Task goal — Tally up the lines below that include the word "from". Answer with the number alone.
________________________
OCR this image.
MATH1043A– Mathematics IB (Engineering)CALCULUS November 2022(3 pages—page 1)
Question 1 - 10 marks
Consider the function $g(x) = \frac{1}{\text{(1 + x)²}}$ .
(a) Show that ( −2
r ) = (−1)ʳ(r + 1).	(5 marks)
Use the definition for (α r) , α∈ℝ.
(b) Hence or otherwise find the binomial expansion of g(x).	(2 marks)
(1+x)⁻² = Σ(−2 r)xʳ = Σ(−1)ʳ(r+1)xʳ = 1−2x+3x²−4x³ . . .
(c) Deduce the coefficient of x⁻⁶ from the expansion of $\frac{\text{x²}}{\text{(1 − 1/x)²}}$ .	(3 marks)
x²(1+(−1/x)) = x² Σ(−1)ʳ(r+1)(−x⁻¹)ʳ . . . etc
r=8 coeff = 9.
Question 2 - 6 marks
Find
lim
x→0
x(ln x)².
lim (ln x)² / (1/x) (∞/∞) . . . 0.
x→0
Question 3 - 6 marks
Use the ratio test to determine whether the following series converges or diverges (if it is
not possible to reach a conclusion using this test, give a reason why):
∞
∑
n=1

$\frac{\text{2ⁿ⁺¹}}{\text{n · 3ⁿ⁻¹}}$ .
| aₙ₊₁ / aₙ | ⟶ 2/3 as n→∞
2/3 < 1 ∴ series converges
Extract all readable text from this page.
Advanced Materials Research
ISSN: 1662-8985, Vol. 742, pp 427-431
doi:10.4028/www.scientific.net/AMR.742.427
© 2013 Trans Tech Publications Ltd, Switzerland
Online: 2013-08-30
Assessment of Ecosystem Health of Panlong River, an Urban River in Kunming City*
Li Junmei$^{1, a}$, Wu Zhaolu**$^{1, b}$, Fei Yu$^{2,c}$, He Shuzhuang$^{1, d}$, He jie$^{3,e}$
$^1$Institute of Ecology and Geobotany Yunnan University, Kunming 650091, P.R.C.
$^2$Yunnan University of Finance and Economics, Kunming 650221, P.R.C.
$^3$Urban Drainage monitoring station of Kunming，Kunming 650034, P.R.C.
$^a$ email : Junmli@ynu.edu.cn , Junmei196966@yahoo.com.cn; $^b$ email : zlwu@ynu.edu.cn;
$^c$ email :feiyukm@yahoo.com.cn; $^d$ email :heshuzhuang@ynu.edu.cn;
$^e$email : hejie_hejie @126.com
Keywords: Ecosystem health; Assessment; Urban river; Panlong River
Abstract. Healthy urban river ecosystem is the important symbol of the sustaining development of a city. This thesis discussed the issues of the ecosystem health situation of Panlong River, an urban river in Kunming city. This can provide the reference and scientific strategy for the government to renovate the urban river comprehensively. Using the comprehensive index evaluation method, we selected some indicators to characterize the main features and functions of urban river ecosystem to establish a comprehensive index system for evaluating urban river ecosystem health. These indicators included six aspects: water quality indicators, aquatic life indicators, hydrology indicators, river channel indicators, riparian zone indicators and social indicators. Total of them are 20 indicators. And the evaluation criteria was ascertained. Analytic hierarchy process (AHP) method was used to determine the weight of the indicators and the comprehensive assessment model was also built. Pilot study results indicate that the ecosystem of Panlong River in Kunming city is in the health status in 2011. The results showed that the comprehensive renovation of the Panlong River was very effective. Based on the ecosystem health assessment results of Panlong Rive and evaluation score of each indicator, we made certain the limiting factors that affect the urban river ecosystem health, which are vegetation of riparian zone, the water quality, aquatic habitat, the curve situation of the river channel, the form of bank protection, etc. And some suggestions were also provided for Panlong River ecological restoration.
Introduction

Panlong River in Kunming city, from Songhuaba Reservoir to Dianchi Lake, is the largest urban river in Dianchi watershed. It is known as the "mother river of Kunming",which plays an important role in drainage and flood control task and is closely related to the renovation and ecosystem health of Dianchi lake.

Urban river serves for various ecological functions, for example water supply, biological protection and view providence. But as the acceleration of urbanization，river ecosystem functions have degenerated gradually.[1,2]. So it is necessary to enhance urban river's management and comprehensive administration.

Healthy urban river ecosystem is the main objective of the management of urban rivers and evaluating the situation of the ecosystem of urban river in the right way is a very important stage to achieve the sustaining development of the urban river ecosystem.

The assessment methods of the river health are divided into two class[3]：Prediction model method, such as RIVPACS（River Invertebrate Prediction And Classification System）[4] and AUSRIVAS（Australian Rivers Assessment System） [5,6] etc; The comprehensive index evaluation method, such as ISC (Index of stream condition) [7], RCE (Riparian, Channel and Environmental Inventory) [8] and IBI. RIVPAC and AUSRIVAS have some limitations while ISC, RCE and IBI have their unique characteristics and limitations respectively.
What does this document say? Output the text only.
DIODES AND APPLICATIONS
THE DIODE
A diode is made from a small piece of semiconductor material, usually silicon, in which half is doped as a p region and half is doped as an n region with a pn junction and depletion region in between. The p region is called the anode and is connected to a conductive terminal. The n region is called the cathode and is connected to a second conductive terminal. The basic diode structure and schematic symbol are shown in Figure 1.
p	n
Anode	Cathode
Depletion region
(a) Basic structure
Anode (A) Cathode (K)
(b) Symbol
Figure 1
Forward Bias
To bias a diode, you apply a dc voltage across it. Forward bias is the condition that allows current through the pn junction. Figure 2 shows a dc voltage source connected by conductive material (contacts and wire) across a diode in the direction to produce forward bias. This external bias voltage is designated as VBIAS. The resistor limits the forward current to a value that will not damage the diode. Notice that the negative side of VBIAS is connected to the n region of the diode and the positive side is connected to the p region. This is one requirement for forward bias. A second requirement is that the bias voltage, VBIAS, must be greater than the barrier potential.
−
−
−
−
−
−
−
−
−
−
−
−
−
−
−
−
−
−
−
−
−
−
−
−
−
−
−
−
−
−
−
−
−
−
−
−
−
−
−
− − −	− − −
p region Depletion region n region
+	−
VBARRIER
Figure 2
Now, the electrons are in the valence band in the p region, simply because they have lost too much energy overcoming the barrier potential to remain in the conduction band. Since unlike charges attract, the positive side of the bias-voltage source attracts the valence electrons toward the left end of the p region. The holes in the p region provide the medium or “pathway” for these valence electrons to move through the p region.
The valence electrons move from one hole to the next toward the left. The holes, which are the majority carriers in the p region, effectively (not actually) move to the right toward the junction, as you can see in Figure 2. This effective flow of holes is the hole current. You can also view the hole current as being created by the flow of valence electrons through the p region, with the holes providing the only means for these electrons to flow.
________________________
Exercise output — 5